▶ _To do_:
Extract all lines that hold the string "十三个坚持".

(Items from a dataset)
★ ★ ★

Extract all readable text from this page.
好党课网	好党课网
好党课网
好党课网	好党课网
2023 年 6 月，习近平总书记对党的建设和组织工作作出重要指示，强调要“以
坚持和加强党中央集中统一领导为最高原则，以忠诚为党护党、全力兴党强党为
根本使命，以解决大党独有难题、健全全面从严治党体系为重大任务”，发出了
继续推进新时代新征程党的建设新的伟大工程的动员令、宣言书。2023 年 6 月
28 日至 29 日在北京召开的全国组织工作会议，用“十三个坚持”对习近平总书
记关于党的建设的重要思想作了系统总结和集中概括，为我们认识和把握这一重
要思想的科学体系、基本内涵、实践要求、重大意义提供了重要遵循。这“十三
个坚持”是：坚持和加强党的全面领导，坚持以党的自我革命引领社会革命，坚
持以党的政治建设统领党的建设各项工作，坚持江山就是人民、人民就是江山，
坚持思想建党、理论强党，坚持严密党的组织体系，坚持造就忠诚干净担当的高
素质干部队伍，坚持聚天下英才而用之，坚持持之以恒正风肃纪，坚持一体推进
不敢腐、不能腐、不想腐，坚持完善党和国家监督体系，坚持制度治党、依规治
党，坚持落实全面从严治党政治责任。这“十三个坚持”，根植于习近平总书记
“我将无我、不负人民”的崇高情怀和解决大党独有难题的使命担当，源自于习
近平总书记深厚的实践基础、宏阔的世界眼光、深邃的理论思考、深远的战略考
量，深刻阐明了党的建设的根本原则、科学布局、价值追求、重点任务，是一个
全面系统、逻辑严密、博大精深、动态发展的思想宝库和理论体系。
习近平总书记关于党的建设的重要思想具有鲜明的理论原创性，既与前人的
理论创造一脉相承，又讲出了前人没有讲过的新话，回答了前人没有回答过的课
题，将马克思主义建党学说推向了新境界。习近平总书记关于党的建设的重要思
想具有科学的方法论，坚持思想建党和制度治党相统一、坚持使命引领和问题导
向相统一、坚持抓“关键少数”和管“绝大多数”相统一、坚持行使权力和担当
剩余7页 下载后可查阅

★ ★ ★

▶ _Answer to the exercise_:
28 日至 29 日在北京召开的全国组织工作会议，用“十三个坚持”对习近平总书
党，坚持落实全面从严治党政治责任。这“十三个坚持”，根植于习近平总书记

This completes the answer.